*What is asked*: Every line below should be repeated exactly.
--
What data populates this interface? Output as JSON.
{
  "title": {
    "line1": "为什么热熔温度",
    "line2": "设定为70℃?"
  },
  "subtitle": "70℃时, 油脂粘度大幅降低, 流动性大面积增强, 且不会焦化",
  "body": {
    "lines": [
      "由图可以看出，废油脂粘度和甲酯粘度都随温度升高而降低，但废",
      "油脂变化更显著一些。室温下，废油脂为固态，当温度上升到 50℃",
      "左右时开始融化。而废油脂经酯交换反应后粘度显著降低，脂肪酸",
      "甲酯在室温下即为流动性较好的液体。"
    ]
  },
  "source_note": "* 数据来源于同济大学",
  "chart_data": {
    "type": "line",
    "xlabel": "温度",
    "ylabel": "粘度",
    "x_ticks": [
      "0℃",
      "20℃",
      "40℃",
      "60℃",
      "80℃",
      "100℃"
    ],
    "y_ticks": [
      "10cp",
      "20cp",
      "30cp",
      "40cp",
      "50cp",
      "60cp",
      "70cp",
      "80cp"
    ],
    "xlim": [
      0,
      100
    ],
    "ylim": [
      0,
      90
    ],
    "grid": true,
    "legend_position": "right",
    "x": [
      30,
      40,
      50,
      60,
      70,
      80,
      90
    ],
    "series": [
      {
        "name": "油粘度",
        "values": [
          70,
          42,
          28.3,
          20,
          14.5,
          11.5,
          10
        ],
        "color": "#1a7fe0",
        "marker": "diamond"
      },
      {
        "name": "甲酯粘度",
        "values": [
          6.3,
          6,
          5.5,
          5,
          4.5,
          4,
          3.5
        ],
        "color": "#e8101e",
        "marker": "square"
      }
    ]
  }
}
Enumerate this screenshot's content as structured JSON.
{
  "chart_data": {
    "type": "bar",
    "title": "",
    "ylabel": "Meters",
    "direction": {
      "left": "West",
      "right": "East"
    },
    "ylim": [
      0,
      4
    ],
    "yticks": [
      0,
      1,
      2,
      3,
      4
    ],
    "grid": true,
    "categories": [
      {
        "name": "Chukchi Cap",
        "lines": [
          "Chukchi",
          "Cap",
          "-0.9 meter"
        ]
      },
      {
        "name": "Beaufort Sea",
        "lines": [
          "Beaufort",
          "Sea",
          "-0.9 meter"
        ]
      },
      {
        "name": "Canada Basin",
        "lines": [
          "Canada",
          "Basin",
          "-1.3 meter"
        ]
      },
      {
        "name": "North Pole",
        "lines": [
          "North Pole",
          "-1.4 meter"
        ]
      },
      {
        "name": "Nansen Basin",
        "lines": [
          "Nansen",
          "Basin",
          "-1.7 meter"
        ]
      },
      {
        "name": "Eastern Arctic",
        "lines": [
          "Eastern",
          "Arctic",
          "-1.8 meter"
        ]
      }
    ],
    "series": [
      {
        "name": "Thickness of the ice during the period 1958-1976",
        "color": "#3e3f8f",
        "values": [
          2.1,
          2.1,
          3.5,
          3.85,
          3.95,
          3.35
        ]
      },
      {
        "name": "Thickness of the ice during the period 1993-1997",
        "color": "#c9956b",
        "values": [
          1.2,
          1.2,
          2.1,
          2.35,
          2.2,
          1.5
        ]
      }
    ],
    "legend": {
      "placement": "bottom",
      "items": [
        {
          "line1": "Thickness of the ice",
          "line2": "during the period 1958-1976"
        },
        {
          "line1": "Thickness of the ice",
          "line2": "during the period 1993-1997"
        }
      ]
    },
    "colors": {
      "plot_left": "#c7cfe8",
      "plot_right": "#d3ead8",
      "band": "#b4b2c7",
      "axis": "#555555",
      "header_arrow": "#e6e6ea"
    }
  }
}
--
*Task output*:
What data populates this interface? Output as JSON.
{
  "title": {
    "line1": "为什么热熔温度",
    "line2": "设定为70℃?"
  },
  "subtitle": "70℃时, 油脂粘度大幅降低, 流动性大面积增强, 且不会焦化",
  "body": {
    "lines": [
      "由图可以看出，废油脂粘度和甲酯粘度都随温度升高而降低，但废",
      "油脂变化更显著一些。室温下，废油脂为固态，当温度上升到 50℃",
      "左右时开始融化。而废油脂经酯交换反应后粘度显著降低，脂肪酸",
      "甲酯在室温下即为流动性较好的液体。"
    ]
  },
  "source_note": "* 数据来源于同济大学",
  "chart_data": {
    "type": "line",
    "xlabel": "温度",
    "ylabel": "粘度",
    "x_ticks": [
      "0℃",
      "20℃",
      "40℃",
      "60℃",
      "80℃",
      "100℃"
    ],
    "y_ticks": [
      "10cp",
      "20cp",
      "30cp",
      "40cp",
      "50cp",
      "60cp",
      "70cp",
      "80cp"
    ],
    "xlim": [
      0,
      100
    ],
    "ylim": [
      0,
      90
    ],
    "grid": true,
    "legend_position": "right",
    "x": [
      30,
      40,
      50,
      60,
      70,
      80,
      90
    ],
    "series": [
      {
        "name": "油粘度",
        "values": [
          70,
          42,
          28.3,
          20,
          14.5,
          11.5,
          10
        ],
        "color": "#1a7fe0",
        "marker": "diamond"
      },
      {
        "name": "甲酯粘度",
        "values": [
          6.3,
          6,
          5.5,
          5,
          4.5,
          4,
          3.5
        ],
        "color": "#e8101e",
        "marker": "square"
      }
    ]
  }
}
Enumerate this screenshot's content as structured JSON.
{
  "chart_data": {
    "type": "bar",
    "title": "",
    "ylabel": "Meters",
    "direction": {
      "left": "West",
      "right": "East"
    },
    "ylim": [
      0,
      4
    ],
    "yticks": [
      0,
      1,
      2,
      3,
      4
    ],
    "grid": true,
    "categories": [
      {
        "name": "Chukchi Cap",
        "lines": [
          "Chukchi",
          "Cap",
          "-0.9 meter"
        ]
      },
      {
        "name": "Beaufort Sea",
        "lines": [
          "Beaufort",
          "Sea",
          "-0.9 meter"
        ]
      },
      {
        "name": "Canada Basin",
        "lines": [
          "Canada",
          "Basin",
          "-1.3 meter"
        ]
      },
      {
        "name": "North Pole",
        "lines": [
          "North Pole",
          "-1.4 meter"
        ]
      },
      {
        "name": "Nansen Basin",
        "lines": [
          "Nansen",
          "Basin",
          "-1.7 meter"
        ]
      },
      {
        "name": "Eastern Arctic",
        "lines": [
          "Eastern",
          "Arctic",
          "-1.8 meter"
        ]
      }
    ],
    "series": [
      {
        "name": "Thickness of the ice during the period 1958-1976",
        "color": "#3e3f8f",
        "values": [
          2.1,
          2.1,
          3.5,
          3.85,
          3.95,
          3.35
        ]
      },
      {
        "name": "Thickness of the ice during the period 1993-1997",
        "color": "#c9956b",
        "values": [
          1.2,
          1.2,
          2.1,
          2.35,
          2.2,
          1.5
        ]
      }
    ],
    "legend": {
      "placement": "bottom",
      "items": [
        {
          "line1": "Thickness of the ice",
          "line2": "during the period 1958-1976"
        },
        {
          "line1": "Thickness of the ice",
          "line2": "during the period 1993-1997"
        }
      ]
    },
    "colors": {
      "plot_left": "#c7cfe8",
      "plot_right": "#d3ead8",
      "band": "#b4b2c7",
      "axis": "#555555",
      "header_arrow": "#e6e6ea"
    }
  }
}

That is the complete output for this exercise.